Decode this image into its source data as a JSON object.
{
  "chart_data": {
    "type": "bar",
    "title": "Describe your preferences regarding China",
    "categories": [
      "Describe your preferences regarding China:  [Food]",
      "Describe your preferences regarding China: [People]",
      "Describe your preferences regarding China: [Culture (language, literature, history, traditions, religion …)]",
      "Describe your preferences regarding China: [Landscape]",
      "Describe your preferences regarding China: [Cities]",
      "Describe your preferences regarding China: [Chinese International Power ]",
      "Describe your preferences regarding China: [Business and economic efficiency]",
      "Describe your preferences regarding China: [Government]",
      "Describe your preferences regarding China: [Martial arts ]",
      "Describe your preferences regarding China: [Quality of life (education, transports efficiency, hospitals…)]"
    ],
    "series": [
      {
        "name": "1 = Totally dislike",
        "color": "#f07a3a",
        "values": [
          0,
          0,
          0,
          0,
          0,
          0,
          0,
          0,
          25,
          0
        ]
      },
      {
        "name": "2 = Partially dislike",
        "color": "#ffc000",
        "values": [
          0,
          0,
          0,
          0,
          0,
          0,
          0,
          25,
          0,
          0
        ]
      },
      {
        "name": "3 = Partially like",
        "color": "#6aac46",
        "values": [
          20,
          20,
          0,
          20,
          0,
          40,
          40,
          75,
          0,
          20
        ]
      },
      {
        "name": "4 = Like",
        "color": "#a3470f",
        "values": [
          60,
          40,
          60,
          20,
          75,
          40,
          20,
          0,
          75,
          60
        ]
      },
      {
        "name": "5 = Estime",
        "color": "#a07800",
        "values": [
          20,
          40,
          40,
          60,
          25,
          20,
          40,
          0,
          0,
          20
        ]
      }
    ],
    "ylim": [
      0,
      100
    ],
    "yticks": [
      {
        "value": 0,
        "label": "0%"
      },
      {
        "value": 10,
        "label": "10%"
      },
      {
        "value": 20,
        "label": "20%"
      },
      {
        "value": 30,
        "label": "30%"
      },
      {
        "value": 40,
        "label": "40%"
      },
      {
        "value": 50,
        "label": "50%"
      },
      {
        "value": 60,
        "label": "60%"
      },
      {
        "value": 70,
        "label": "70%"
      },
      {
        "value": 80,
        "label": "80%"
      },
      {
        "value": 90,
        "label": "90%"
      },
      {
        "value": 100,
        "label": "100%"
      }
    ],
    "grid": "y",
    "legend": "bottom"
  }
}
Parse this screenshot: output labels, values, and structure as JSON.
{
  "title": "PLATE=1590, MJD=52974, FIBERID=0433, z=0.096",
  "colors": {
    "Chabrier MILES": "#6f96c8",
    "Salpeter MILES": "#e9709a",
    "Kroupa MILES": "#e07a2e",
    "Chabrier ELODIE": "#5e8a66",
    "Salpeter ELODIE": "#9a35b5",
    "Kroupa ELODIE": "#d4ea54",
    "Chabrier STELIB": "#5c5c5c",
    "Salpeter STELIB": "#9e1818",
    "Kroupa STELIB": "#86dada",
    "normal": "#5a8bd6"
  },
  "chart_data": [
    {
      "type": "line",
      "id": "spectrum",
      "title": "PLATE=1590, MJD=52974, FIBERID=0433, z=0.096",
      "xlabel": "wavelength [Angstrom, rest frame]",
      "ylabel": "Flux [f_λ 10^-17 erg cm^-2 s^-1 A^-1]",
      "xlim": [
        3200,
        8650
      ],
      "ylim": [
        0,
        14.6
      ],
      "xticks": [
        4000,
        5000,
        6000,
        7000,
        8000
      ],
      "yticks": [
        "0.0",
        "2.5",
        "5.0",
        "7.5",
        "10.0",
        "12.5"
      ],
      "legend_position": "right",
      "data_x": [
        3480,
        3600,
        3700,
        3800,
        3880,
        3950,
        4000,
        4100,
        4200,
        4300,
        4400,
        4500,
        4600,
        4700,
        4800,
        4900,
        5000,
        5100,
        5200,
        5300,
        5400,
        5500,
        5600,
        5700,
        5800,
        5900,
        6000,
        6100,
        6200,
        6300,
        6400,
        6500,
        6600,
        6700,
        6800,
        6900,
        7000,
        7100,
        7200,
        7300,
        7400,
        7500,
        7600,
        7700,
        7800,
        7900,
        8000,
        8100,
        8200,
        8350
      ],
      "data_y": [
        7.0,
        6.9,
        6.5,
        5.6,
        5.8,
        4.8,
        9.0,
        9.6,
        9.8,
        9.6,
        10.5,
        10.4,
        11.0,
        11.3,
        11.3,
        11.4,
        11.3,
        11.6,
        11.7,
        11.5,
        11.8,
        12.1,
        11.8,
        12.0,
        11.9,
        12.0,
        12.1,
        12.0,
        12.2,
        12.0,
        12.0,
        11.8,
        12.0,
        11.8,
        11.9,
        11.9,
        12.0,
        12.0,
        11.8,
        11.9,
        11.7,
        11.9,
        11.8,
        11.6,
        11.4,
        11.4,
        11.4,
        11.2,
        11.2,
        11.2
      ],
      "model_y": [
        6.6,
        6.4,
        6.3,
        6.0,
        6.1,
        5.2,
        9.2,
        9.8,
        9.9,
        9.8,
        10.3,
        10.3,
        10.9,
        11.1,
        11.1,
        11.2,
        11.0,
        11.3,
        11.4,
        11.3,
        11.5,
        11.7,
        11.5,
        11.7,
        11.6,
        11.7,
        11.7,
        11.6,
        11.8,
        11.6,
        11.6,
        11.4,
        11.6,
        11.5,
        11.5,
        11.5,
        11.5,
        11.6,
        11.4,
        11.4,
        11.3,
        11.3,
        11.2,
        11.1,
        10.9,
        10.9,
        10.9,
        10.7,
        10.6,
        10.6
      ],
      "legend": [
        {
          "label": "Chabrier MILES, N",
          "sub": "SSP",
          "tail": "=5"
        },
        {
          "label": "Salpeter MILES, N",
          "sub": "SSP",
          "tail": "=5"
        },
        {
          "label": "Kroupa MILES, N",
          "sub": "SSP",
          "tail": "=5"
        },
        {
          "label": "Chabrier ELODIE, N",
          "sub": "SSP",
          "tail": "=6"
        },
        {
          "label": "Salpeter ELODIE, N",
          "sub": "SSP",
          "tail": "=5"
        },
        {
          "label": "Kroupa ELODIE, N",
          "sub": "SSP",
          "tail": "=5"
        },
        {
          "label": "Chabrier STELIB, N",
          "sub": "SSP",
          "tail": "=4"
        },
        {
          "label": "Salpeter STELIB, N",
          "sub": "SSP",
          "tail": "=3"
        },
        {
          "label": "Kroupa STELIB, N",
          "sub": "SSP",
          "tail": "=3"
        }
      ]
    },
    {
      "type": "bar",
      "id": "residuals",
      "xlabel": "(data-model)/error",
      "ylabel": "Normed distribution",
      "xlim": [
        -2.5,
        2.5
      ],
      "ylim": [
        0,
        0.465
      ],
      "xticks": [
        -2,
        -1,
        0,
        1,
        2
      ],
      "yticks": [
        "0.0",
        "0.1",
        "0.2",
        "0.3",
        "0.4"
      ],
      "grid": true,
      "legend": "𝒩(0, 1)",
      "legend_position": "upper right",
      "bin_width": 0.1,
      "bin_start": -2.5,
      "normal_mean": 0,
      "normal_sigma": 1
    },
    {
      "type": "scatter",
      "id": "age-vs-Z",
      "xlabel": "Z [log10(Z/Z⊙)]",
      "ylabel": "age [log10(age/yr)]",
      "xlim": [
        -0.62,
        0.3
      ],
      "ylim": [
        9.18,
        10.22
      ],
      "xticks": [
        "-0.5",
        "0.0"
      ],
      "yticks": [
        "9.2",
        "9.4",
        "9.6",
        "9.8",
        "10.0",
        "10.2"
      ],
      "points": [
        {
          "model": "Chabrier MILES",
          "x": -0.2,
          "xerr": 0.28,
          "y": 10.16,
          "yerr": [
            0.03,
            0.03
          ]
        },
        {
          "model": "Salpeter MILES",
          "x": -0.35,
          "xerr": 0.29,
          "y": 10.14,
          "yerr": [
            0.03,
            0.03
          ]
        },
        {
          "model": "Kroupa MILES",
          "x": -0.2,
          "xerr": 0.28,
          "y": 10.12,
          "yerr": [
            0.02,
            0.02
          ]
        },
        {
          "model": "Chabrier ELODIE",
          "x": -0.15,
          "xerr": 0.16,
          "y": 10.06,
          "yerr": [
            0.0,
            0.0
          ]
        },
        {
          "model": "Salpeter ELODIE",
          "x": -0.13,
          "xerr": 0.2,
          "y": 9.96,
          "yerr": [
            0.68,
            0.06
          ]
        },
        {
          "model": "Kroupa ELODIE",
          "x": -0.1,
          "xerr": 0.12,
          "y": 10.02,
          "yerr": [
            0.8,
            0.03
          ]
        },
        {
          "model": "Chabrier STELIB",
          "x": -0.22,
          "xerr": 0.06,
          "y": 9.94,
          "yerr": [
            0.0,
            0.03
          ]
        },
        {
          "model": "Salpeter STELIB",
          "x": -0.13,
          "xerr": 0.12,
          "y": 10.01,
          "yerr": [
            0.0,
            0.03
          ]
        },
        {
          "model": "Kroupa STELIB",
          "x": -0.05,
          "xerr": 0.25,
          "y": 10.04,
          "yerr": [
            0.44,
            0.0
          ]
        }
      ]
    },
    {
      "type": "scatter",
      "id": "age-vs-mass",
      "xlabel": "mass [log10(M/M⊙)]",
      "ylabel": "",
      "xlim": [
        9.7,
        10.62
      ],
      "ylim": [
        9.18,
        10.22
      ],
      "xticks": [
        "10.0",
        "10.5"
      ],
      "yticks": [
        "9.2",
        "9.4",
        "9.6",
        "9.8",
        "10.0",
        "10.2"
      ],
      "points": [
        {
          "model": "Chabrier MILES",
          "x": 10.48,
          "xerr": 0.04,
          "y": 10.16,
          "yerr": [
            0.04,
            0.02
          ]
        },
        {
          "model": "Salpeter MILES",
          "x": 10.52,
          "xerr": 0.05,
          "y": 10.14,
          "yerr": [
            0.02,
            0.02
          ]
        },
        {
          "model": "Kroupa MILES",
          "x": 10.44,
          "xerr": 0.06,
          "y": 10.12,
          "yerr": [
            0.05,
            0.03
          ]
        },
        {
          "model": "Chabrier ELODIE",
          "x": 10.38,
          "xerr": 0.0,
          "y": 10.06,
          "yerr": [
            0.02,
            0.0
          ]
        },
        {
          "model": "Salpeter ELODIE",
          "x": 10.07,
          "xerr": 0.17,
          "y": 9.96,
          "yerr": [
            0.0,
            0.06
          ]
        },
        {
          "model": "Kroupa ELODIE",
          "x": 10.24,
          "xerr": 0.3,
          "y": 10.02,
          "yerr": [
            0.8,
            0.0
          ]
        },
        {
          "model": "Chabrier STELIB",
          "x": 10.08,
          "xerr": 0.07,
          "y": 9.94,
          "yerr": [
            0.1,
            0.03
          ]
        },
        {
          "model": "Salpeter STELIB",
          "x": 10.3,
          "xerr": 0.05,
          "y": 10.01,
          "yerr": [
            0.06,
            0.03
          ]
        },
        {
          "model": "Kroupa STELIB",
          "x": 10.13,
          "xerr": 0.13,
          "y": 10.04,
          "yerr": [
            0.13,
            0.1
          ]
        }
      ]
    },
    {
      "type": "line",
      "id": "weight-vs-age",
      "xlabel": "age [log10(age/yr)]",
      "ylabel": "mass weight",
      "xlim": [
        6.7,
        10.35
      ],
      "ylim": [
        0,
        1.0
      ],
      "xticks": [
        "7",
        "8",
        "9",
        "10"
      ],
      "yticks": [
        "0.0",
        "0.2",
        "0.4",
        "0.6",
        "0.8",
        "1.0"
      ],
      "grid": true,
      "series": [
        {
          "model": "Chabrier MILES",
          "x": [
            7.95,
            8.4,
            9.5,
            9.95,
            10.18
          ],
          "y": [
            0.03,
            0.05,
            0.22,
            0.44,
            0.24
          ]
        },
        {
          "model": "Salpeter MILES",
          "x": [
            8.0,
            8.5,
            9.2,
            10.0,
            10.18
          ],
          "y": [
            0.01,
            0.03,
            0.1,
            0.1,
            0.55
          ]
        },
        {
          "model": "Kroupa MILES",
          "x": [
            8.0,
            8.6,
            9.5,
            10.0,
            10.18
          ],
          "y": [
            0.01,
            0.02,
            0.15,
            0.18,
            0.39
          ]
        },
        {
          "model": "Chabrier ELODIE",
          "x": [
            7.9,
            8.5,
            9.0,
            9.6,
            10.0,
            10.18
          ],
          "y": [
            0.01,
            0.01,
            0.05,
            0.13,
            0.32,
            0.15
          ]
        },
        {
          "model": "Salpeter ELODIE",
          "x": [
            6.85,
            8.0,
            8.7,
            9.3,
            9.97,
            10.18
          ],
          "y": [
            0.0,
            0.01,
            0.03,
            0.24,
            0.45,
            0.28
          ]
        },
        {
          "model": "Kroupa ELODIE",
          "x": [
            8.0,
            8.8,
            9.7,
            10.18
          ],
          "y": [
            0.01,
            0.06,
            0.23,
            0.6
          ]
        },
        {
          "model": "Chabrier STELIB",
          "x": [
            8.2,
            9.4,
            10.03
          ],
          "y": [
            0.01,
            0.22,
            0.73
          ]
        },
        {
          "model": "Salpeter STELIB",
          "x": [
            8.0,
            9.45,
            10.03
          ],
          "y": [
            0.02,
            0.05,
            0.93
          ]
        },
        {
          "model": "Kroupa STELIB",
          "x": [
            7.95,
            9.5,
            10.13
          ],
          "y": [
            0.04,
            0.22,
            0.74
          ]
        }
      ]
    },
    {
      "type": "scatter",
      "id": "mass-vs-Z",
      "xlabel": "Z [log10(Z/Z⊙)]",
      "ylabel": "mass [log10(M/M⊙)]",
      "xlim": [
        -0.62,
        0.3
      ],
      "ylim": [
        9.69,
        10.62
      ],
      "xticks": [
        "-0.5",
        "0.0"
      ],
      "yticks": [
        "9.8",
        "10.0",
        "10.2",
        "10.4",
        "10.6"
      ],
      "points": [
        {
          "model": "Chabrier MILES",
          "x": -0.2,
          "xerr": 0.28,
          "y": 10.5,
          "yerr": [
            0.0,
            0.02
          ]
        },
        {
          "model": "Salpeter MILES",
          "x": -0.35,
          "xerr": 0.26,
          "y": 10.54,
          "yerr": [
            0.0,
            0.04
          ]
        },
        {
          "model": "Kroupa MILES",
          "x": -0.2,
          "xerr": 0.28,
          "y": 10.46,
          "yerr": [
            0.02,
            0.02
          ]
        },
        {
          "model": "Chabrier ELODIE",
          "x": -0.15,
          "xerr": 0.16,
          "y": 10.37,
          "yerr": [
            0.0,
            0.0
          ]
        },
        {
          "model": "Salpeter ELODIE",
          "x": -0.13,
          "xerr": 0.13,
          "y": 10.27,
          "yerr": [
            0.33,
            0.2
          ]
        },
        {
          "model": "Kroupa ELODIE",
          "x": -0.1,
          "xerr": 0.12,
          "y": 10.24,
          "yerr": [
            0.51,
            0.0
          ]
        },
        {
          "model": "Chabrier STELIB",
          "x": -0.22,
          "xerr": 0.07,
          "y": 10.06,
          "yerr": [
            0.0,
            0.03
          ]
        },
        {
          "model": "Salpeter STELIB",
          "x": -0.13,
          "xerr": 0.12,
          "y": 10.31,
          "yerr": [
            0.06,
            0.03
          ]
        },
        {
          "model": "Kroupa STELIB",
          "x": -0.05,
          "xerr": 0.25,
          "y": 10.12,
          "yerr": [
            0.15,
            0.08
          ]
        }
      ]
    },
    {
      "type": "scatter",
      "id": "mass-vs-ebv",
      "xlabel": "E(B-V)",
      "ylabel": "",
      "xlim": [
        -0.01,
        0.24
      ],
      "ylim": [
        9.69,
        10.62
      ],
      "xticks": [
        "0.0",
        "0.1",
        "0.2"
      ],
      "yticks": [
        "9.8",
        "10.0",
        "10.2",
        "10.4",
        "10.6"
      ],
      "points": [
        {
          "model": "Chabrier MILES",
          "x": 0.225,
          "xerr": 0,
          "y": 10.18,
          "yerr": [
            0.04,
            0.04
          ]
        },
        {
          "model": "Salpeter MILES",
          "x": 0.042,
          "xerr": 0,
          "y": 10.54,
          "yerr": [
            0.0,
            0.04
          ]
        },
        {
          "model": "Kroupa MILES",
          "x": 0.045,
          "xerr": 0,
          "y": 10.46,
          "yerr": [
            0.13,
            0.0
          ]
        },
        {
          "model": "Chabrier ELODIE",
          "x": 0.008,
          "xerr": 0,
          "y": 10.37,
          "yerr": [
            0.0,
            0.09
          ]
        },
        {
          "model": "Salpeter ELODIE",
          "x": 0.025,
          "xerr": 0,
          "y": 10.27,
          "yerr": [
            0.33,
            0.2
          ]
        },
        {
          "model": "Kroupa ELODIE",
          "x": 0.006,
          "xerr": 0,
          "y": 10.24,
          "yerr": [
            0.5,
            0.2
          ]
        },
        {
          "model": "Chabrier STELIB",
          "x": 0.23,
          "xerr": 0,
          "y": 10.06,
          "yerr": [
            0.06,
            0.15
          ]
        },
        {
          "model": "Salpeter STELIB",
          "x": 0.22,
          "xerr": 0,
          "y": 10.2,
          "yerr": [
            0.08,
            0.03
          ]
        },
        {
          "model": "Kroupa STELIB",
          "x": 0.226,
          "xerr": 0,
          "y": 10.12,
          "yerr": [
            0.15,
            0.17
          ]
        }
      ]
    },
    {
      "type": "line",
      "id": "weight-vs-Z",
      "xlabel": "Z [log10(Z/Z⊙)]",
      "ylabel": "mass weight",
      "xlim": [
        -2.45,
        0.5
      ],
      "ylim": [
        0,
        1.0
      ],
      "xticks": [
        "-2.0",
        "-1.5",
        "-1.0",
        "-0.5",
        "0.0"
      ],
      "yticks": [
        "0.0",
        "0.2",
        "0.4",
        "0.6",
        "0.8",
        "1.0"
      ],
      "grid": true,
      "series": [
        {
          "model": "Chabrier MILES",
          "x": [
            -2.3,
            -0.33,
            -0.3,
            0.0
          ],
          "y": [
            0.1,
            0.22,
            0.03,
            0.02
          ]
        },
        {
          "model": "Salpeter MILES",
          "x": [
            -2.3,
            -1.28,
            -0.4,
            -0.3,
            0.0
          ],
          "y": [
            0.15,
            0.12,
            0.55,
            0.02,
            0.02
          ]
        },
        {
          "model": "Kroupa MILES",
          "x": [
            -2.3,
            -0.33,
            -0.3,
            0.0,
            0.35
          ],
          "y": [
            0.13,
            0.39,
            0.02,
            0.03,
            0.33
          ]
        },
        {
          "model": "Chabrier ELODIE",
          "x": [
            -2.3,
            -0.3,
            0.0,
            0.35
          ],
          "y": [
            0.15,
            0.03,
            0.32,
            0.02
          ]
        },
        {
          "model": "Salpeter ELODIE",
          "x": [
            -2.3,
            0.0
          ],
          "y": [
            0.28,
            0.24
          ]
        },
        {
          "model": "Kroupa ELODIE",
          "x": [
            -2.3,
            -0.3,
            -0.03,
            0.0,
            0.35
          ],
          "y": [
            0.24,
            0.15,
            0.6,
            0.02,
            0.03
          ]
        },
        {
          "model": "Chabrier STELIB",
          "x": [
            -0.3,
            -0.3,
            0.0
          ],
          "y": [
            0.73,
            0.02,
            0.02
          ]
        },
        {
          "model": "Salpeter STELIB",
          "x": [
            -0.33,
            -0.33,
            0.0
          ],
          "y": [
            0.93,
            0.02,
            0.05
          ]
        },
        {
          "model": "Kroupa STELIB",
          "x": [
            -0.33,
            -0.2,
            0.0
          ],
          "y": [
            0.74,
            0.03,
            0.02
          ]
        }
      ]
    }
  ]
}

**EXERCISE AIM:**
Gather all lines from the records above in which "this" appears.

**CORRECT ANSWER:**
Decode this image into its source data as a JSON object.
Parse this screenshot: output labels, values, and structure as JSON.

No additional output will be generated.